Collection entries:
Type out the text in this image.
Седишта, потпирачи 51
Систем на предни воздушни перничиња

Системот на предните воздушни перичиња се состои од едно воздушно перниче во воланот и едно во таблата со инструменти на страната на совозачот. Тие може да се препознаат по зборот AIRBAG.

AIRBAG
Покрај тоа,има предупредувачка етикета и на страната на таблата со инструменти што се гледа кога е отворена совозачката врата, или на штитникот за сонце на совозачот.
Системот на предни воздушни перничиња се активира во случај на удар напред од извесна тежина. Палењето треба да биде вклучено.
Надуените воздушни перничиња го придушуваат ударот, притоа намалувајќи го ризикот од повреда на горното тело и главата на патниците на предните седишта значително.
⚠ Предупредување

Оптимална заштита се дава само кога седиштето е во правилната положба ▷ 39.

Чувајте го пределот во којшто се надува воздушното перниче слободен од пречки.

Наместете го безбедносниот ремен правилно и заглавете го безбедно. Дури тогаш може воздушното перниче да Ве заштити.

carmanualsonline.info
--
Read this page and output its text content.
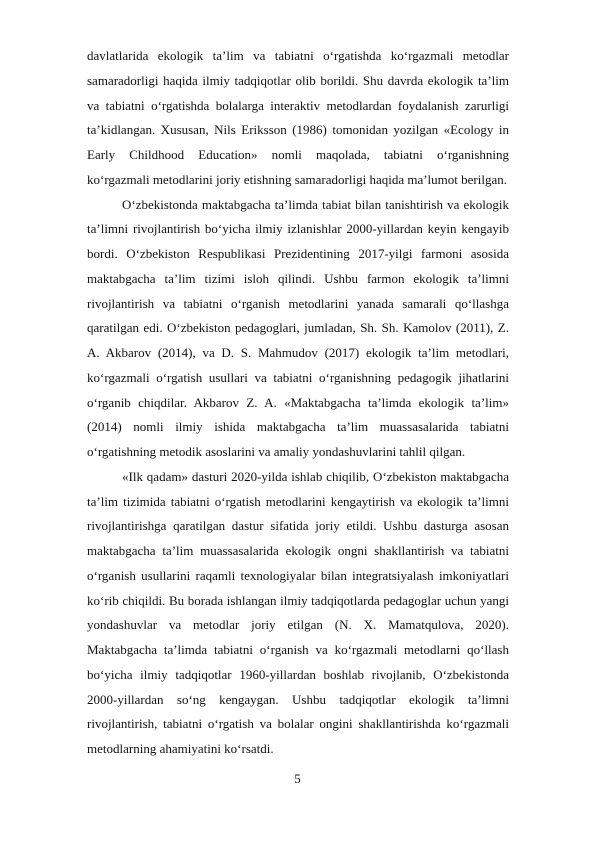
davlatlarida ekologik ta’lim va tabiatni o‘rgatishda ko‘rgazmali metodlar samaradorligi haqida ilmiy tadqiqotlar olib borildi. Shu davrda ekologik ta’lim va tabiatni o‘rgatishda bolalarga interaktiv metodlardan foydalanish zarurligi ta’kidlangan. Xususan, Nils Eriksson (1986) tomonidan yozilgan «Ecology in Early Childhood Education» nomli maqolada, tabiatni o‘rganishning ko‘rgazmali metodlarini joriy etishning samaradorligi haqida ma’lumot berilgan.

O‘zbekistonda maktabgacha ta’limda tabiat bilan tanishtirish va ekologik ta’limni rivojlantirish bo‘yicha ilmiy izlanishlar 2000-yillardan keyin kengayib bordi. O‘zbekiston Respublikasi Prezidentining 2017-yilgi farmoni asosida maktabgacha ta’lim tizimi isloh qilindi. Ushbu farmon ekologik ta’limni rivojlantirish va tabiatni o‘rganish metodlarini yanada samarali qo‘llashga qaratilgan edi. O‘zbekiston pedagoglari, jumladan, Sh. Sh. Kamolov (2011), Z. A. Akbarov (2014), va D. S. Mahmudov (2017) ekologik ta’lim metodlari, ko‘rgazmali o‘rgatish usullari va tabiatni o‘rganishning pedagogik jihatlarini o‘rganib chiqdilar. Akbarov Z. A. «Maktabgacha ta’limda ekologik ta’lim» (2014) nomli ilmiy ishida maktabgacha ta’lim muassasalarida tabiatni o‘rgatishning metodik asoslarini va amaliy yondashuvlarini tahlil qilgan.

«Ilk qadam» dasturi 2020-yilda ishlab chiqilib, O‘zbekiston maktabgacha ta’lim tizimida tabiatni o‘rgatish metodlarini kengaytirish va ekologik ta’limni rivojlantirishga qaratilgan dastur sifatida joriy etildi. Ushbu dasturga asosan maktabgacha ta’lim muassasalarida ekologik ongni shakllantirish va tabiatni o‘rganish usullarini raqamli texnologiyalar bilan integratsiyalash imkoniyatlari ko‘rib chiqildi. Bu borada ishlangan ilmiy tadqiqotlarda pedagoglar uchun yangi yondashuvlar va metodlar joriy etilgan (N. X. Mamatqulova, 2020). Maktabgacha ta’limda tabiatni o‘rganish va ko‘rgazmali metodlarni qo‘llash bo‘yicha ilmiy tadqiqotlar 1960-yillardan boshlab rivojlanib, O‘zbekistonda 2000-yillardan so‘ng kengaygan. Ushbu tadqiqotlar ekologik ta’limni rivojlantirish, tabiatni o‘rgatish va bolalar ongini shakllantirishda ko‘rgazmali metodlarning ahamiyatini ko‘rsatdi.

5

## Written task:
Search the records for the word "Системот". Copy every line that has it.

## Task output:
Системот на предните воздушни перичиња се состои од едно воздушно перниче во воланот и едно во таблата со инструменти на страната на совозачот. Тие може да се препознаат по зборот AIRBAG.
Системот на предни воздушни перничиња се активира во случај на удар напред од извесна тежина. Палењето треба да биде вклучено.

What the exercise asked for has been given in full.